[start of LISTING]

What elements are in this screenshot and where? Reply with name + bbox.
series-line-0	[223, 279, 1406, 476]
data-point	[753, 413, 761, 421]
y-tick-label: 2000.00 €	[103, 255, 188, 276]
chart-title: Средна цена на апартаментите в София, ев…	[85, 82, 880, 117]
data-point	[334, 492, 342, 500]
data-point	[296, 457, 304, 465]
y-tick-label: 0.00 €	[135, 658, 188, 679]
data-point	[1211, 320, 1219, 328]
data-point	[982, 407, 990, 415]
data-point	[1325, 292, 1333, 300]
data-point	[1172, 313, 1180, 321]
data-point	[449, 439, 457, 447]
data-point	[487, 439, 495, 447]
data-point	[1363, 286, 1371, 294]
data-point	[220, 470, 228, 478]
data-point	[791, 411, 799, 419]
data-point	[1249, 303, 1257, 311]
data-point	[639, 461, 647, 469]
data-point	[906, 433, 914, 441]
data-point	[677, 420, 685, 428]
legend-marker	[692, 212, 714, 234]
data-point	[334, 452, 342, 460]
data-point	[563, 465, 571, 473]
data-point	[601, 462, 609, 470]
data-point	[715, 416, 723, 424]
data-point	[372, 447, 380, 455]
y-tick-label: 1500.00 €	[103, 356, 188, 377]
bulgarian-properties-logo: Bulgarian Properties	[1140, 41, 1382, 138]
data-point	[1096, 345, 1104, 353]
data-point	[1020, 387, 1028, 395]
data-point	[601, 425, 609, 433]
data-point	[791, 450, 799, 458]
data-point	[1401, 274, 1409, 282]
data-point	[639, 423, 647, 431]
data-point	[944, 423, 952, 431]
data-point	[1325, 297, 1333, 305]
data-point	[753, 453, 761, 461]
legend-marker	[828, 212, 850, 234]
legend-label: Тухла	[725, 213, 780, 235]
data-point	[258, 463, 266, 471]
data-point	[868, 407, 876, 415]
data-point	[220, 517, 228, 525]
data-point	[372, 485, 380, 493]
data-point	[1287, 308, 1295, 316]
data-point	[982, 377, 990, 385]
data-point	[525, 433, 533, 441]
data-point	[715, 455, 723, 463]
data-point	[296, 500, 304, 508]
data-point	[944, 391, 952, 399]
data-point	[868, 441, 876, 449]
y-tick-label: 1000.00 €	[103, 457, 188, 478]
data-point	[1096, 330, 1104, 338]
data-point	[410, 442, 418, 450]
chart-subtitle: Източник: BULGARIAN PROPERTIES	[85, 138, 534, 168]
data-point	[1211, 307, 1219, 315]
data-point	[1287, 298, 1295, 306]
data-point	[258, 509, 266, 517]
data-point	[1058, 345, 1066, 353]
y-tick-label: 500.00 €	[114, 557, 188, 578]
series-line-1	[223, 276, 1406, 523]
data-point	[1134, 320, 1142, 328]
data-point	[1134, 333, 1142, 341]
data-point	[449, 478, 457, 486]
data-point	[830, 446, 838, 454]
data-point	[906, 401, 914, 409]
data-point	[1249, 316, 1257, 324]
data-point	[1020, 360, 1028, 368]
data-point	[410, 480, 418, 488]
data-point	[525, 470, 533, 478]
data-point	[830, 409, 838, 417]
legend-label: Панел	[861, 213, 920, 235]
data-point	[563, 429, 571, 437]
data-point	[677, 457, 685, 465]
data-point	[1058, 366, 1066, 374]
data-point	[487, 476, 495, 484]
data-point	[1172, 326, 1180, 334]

[end of LISTING]

[SET TASK]: Copy out every line of the material above, keeping each character the same and the lines in their original order.

[COMPLETE RESPONSE]:
What elements are in this screenshot and where? Reply with name + bbox.
series-line-0	[223, 279, 1406, 476]
data-point	[753, 413, 761, 421]
y-tick-label: 2000.00 €	[103, 255, 188, 276]
chart-title: Средна цена на апартаментите в София, ев…	[85, 82, 880, 117]
data-point	[334, 492, 342, 500]
data-point	[296, 457, 304, 465]
y-tick-label: 0.00 €	[135, 658, 188, 679]
data-point	[1211, 320, 1219, 328]
data-point	[982, 407, 990, 415]
data-point	[1325, 292, 1333, 300]
data-point	[1172, 313, 1180, 321]
data-point	[449, 439, 457, 447]
data-point	[487, 439, 495, 447]
data-point	[1363, 286, 1371, 294]
data-point	[220, 470, 228, 478]
data-point	[791, 411, 799, 419]
data-point	[1249, 303, 1257, 311]
data-point	[639, 461, 647, 469]
data-point	[906, 433, 914, 441]
data-point	[677, 420, 685, 428]
legend-marker	[692, 212, 714, 234]
data-point	[334, 452, 342, 460]
data-point	[563, 465, 571, 473]
data-point	[601, 462, 609, 470]
data-point	[715, 416, 723, 424]
data-point	[372, 447, 380, 455]
y-tick-label: 1500.00 €	[103, 356, 188, 377]
bulgarian-properties-logo: Bulgarian Properties	[1140, 41, 1382, 138]
data-point	[1096, 345, 1104, 353]
data-point	[1020, 387, 1028, 395]
data-point	[601, 425, 609, 433]
data-point	[791, 450, 799, 458]
data-point	[1401, 274, 1409, 282]
data-point	[639, 423, 647, 431]
data-point	[944, 423, 952, 431]
data-point	[1325, 297, 1333, 305]
data-point	[753, 453, 761, 461]
legend-marker	[828, 212, 850, 234]
legend-label: Тухла	[725, 213, 780, 235]
data-point	[258, 463, 266, 471]
data-point	[868, 407, 876, 415]
data-point	[220, 517, 228, 525]
data-point	[372, 485, 380, 493]
data-point	[1287, 308, 1295, 316]
data-point	[982, 377, 990, 385]
data-point	[525, 433, 533, 441]
data-point	[715, 455, 723, 463]
data-point	[296, 500, 304, 508]
data-point	[944, 391, 952, 399]
data-point	[868, 441, 876, 449]
y-tick-label: 1000.00 €	[103, 457, 188, 478]
data-point	[1096, 330, 1104, 338]
data-point	[410, 442, 418, 450]
chart-subtitle: Източник: BULGARIAN PROPERTIES	[85, 138, 534, 168]
data-point	[1211, 307, 1219, 315]
data-point	[1287, 298, 1295, 306]
data-point	[258, 509, 266, 517]
data-point	[1058, 345, 1066, 353]
y-tick-label: 500.00 €	[114, 557, 188, 578]
series-line-1	[223, 276, 1406, 523]
data-point	[1134, 320, 1142, 328]
data-point	[1134, 333, 1142, 341]
data-point	[449, 478, 457, 486]
data-point	[830, 446, 838, 454]
data-point	[906, 401, 914, 409]
data-point	[1249, 316, 1257, 324]
data-point	[1020, 360, 1028, 368]
data-point	[410, 480, 418, 488]
data-point	[525, 470, 533, 478]
data-point	[830, 409, 838, 417]
legend-label: Панел	[861, 213, 920, 235]
data-point	[563, 429, 571, 437]
data-point	[677, 457, 685, 465]
data-point	[1058, 366, 1066, 374]
data-point	[487, 476, 495, 484]
data-point	[1172, 326, 1180, 334]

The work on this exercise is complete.